Let there be no mistaking it: God has a purpose in our day. God is committed to a thing, very near to His heart, in our time. And our value, our place in Divine records, our name, our history, our significance, is going to be entirely governed by this: how far we served the purpose, the purpose of God, and were governed by it in our day and in our generation. To be so linked in with the Lord is to give to people and to life a significance beyond anything that would obtain, at best, otherwise. Now, you see, this is the situation here: God willed that this work should be done. God willed and purposed that what these people came to do should be done in their time - there's no doubt about it, that was God's purpose in their time and that purpose of God in their time did these three things:
First of all, it brought God into evidence.
This is a book with God in evidence, there's no doubt about that!
These two books combined into one, Ezra and Nehemiah, are a record
of God coming in, in evidence. There is no mistaking that
in this. We call it "Divine sovereignty". Go away there into the
captivity and see the movement of the Divine sovereignty to have
this... see the people coming back under the hand of God and see
God here with them in this work. It is not all easy, it's true,
but the verdict is, "So the work was finished... So the wall was
built". And what a testimony... when you think of all that they
met, all that with which they had to contend, all the opposition,
all the difficulties, all the discouragements in their own hearts,
and the complications of the situation outside and the enemies
from every direction. But the end: the wall was built, the work
was finished. That's a testimony to God; to God. It is going to
be like that, dear friends, it's going to be like that.

Stored dataset items:
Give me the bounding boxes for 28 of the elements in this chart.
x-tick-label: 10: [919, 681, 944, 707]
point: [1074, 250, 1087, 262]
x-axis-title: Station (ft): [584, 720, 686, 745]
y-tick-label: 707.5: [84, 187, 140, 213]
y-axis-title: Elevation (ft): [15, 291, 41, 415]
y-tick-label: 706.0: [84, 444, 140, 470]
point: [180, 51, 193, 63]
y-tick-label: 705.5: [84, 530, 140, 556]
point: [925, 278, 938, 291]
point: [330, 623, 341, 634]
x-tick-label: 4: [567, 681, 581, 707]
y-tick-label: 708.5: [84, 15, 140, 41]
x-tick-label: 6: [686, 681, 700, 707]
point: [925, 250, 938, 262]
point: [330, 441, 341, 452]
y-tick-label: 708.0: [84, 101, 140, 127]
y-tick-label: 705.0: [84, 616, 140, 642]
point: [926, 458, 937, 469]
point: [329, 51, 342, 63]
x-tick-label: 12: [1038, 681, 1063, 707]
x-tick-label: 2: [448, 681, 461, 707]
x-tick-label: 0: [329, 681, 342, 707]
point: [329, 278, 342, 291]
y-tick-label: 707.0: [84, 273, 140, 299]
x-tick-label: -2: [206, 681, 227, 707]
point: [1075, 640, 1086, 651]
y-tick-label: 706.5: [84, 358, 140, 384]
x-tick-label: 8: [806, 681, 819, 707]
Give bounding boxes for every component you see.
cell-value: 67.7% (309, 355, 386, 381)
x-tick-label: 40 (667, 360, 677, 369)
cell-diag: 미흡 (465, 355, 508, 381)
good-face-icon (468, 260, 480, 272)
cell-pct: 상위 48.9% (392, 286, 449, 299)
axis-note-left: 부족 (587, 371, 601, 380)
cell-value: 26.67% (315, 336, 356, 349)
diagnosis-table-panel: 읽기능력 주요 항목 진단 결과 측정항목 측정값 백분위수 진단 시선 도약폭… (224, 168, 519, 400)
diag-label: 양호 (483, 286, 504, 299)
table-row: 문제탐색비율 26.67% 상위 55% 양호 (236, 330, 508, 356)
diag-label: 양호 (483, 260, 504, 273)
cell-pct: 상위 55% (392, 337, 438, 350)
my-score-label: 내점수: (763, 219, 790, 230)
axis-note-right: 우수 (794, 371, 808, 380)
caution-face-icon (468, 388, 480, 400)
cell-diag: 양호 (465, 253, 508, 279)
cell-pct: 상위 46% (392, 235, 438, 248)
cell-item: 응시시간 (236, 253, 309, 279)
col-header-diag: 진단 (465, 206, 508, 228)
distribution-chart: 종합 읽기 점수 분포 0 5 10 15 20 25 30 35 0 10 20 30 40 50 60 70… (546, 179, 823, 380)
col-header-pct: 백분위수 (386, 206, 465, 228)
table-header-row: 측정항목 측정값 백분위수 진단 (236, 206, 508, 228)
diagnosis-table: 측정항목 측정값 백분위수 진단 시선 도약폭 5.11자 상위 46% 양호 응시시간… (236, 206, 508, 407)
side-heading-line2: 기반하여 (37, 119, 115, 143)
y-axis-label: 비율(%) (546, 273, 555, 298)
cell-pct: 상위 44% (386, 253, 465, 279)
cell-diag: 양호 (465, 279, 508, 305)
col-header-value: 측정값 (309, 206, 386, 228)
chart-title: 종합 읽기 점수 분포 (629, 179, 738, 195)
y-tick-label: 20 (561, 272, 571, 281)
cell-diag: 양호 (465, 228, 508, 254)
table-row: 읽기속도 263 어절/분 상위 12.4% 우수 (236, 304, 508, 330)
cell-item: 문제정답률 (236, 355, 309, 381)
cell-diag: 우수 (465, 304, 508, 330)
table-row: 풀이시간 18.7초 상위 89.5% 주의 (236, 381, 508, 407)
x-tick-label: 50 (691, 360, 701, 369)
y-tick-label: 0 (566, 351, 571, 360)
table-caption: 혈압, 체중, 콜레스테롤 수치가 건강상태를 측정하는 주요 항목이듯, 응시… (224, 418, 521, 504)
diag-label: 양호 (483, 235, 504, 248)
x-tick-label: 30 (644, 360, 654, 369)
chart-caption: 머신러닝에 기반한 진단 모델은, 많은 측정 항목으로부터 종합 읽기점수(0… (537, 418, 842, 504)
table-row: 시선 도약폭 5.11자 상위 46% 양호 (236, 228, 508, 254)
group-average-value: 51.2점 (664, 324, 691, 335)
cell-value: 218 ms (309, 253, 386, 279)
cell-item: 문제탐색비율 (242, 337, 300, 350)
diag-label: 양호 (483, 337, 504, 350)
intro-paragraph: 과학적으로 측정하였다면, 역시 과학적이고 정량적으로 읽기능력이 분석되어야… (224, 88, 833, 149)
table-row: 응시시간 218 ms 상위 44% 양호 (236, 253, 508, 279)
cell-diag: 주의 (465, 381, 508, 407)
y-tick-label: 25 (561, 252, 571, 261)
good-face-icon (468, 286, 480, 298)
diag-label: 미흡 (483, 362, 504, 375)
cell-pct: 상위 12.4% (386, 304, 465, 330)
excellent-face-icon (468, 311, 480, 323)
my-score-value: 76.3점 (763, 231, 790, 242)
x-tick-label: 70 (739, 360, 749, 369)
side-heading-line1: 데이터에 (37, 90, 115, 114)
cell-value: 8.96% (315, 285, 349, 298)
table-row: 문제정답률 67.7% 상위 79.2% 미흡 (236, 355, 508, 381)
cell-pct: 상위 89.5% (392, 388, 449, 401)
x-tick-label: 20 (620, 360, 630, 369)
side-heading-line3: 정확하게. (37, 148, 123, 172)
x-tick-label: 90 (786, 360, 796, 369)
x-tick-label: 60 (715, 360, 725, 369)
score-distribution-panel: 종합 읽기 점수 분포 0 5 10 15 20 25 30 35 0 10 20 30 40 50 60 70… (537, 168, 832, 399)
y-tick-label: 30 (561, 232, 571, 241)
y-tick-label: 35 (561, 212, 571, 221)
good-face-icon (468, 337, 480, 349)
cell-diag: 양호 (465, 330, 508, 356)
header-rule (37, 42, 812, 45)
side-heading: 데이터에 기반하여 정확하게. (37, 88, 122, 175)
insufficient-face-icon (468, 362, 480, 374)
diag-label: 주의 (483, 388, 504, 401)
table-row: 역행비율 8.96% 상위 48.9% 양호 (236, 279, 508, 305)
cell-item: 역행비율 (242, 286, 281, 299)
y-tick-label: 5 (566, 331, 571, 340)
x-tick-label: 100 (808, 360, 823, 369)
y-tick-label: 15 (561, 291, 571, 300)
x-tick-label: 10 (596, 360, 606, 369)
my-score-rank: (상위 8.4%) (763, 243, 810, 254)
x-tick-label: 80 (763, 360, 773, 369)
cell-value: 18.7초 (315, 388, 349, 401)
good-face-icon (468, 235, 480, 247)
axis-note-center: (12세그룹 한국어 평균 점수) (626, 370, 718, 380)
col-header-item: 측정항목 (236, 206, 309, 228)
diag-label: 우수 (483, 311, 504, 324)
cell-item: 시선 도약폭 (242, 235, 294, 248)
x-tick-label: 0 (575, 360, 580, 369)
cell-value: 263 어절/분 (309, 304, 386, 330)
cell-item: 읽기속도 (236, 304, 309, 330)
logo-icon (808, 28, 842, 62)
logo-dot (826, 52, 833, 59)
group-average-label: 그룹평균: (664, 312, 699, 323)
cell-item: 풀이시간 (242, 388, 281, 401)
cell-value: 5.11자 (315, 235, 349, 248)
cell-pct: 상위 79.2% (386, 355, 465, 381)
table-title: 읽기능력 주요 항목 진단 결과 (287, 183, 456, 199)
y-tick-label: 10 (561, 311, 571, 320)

**OBJECTIVE:** Copy everything from "These two books" down to "be like that." in the passage on God's purpose, changing "enemies" to "adversaries".

**WRITTEN SOLUTION:**
These two books combined into one, Ezra and Nehemiah, are a record
of God coming in, in evidence. There is no mistaking that
in this. We call it "Divine sovereignty". Go away there into the
captivity and see the movement of the Divine sovereignty to have
this... see the people coming back under the hand of God and see
God here with them in this work. It is not all easy, it's true,
but the verdict is, "So the work was finished... So the wall was
built". And what a testimony... when you think of all that they
met, all that with which they had to contend, all the opposition,
all the difficulties, all the discouragements in their own hearts,
and the complications of the situation outside and the adversaries
from every direction. But the end: the wall was built, the work
was finished. That's a testimony to God; to God. It is going to
be like that, dear friends, it's going to be like that.